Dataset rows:
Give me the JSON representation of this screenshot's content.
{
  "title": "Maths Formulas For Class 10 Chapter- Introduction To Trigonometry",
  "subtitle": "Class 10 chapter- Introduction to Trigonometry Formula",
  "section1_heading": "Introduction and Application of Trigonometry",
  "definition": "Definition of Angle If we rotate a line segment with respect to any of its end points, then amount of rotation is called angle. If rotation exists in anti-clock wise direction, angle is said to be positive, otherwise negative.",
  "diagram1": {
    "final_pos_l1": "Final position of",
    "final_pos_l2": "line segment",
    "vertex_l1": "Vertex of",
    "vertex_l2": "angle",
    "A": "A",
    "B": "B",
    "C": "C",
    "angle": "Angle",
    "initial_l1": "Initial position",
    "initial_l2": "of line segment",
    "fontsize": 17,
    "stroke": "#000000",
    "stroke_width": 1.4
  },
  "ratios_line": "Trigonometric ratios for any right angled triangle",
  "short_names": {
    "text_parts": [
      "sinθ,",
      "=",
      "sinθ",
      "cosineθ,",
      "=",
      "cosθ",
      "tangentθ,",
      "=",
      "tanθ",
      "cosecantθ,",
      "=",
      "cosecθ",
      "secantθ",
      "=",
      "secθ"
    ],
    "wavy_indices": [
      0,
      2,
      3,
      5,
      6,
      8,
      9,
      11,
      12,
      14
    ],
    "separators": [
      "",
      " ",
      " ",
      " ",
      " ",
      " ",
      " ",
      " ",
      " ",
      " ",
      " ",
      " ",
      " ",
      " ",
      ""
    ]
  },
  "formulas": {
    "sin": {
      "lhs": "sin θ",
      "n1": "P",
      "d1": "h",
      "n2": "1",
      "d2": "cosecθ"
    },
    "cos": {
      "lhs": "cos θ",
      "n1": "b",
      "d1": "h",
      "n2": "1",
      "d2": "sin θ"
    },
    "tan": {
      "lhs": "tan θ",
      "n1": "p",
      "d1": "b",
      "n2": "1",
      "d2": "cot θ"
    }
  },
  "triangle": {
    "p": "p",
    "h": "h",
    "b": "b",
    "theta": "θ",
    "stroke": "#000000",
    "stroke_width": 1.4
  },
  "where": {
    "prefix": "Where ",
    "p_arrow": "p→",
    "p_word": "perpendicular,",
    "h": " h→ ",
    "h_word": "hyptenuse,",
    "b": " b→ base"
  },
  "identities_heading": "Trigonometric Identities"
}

- Stated problem -
Each record above should be returned exactly as it appears.

- Exercise response -
Give me the JSON representation of this screenshot's content.
{
  "title": "Maths Formulas For Class 10 Chapter- Introduction To Trigonometry",
  "subtitle": "Class 10 chapter- Introduction to Trigonometry Formula",
  "section1_heading": "Introduction and Application of Trigonometry",
  "definition": "Definition of Angle If we rotate a line segment with respect to any of its end points, then amount of rotation is called angle. If rotation exists in anti-clock wise direction, angle is said to be positive, otherwise negative.",
  "diagram1": {
    "final_pos_l1": "Final position of",
    "final_pos_l2": "line segment",
    "vertex_l1": "Vertex of",
    "vertex_l2": "angle",
    "A": "A",
    "B": "B",
    "C": "C",
    "angle": "Angle",
    "initial_l1": "Initial position",
    "initial_l2": "of line segment",
    "fontsize": 17,
    "stroke": "#000000",
    "stroke_width": 1.4
  },
  "ratios_line": "Trigonometric ratios for any right angled triangle",
  "short_names": {
    "text_parts": [
      "sinθ,",
      "=",
      "sinθ",
      "cosineθ,",
      "=",
      "cosθ",
      "tangentθ,",
      "=",
      "tanθ",
      "cosecantθ,",
      "=",
      "cosecθ",
      "secantθ",
      "=",
      "secθ"
    ],
    "wavy_indices": [
      0,
      2,
      3,
      5,
      6,
      8,
      9,
      11,
      12,
      14
    ],
    "separators": [
      "",
      " ",
      " ",
      " ",
      " ",
      " ",
      " ",
      " ",
      " ",
      " ",
      " ",
      " ",
      " ",
      " ",
      ""
    ]
  },
  "formulas": {
    "sin": {
      "lhs": "sin θ",
      "n1": "P",
      "d1": "h",
      "n2": "1",
      "d2": "cosecθ"
    },
    "cos": {
      "lhs": "cos θ",
      "n1": "b",
      "d1": "h",
      "n2": "1",
      "d2": "sin θ"
    },
    "tan": {
      "lhs": "tan θ",
      "n1": "p",
      "d1": "b",
      "n2": "1",
      "d2": "cot θ"
    }
  },
  "triangle": {
    "p": "p",
    "h": "h",
    "b": "b",
    "theta": "θ",
    "stroke": "#000000",
    "stroke_width": 1.4
  },
  "where": {
    "prefix": "Where ",
    "p_arrow": "p→",
    "p_word": "perpendicular,",
    "h": " h→ ",
    "h_word": "hyptenuse,",
    "b": " b→ base"
  },
  "identities_heading": "Trigonometric Identities"
}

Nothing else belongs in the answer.